What the task asks
Check every line in the records below for the word "account" and report how many have it, nothing more.

________________________

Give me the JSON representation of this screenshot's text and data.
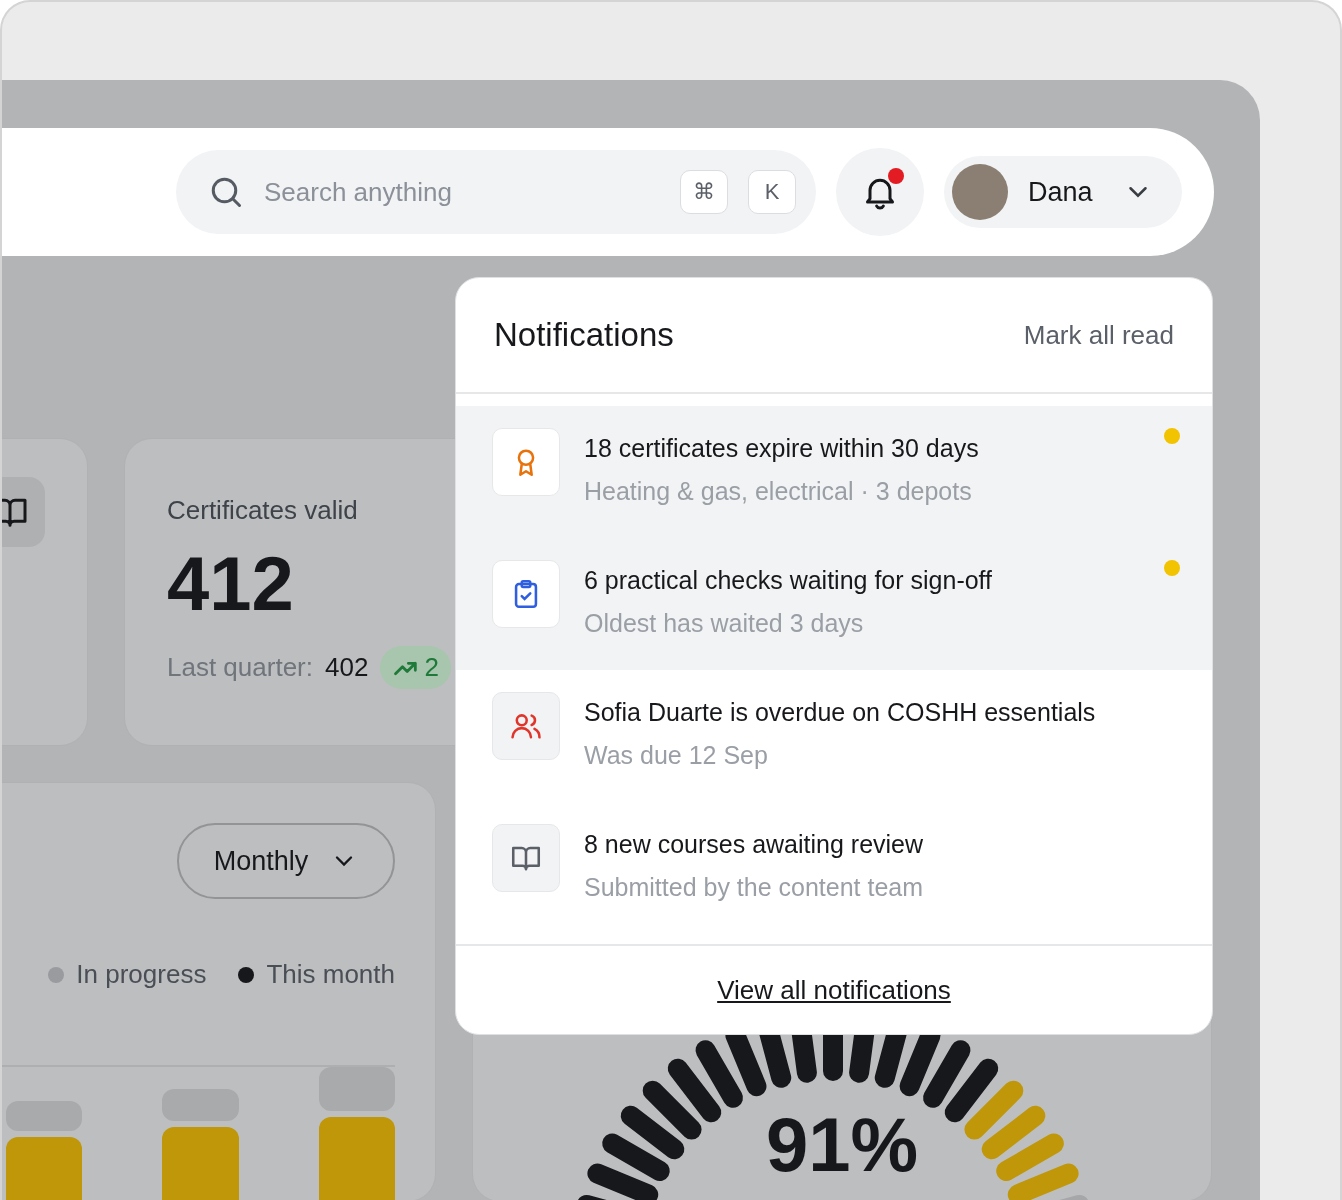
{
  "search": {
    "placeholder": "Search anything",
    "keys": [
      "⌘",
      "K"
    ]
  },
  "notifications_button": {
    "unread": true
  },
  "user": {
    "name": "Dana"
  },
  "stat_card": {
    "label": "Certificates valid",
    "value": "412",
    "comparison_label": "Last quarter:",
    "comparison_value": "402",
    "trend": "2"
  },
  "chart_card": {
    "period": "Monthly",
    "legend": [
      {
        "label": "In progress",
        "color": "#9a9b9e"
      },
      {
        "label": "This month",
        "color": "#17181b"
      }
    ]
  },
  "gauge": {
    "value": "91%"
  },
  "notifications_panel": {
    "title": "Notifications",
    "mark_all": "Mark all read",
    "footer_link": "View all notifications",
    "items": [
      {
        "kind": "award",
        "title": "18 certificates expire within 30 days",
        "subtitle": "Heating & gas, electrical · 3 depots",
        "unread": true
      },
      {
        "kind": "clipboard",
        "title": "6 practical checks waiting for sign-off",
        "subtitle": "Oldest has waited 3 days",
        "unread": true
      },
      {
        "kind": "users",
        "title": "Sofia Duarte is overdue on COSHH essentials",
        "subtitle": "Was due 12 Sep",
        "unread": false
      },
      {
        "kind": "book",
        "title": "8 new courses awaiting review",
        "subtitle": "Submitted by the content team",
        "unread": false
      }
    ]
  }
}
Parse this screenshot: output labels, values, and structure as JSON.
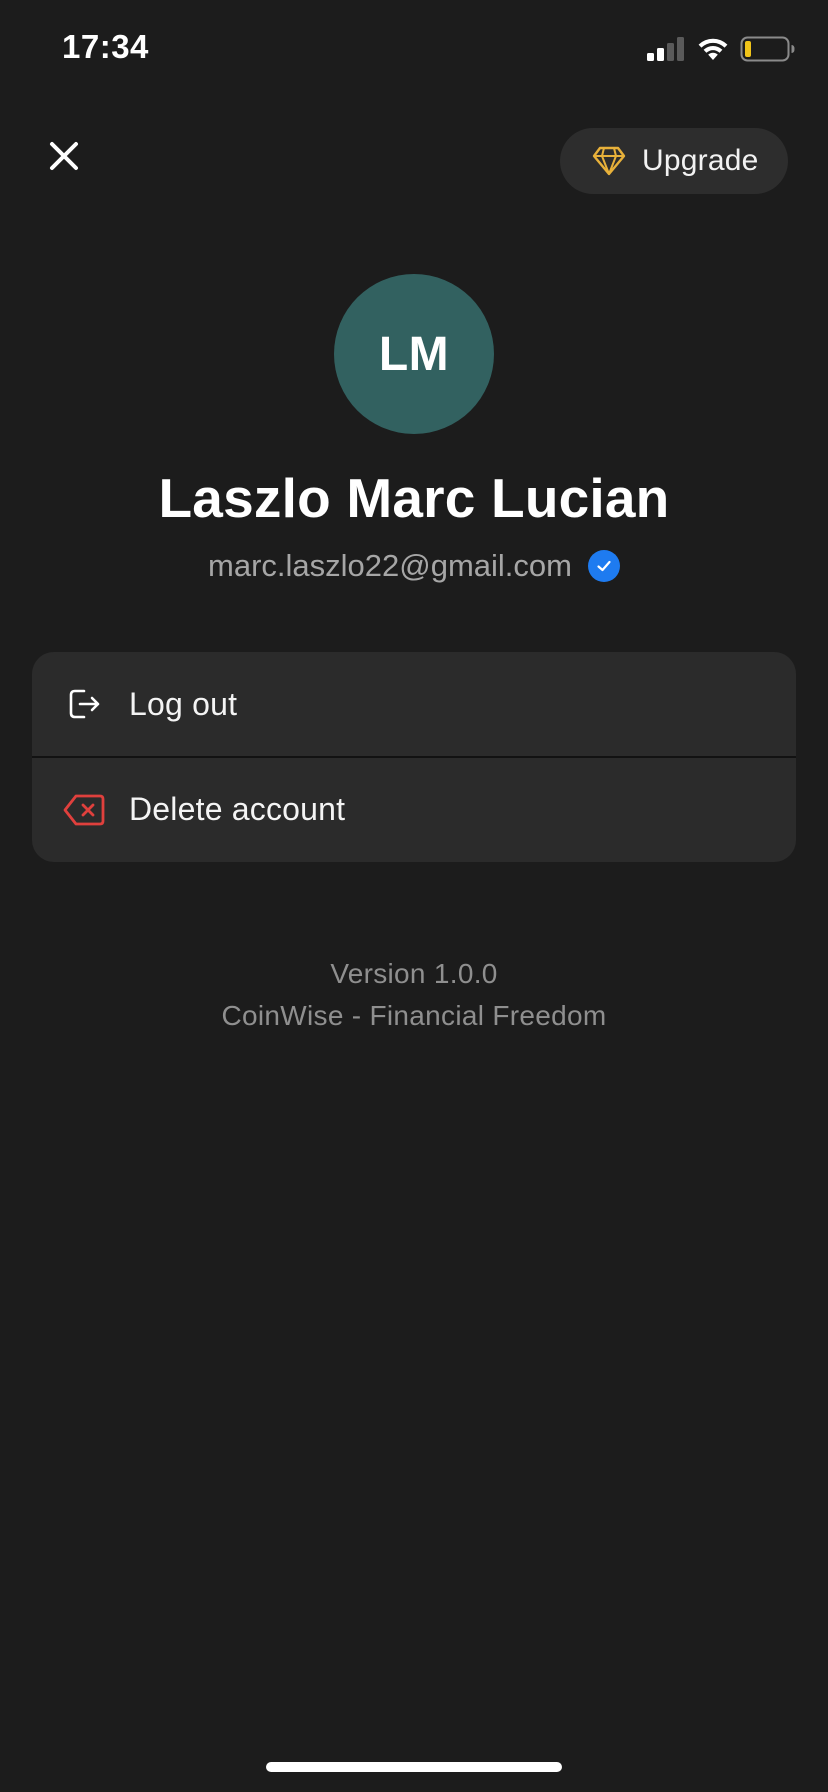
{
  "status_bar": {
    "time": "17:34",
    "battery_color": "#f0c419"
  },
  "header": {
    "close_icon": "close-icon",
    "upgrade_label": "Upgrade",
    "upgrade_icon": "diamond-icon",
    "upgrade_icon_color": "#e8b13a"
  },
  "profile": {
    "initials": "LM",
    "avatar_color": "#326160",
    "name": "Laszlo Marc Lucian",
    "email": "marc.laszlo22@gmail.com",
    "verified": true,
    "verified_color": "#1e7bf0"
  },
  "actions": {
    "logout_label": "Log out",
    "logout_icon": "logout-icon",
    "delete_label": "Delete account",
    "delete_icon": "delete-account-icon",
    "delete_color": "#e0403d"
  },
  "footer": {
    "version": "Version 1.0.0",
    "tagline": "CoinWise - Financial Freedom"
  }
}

________________________

Complete response
2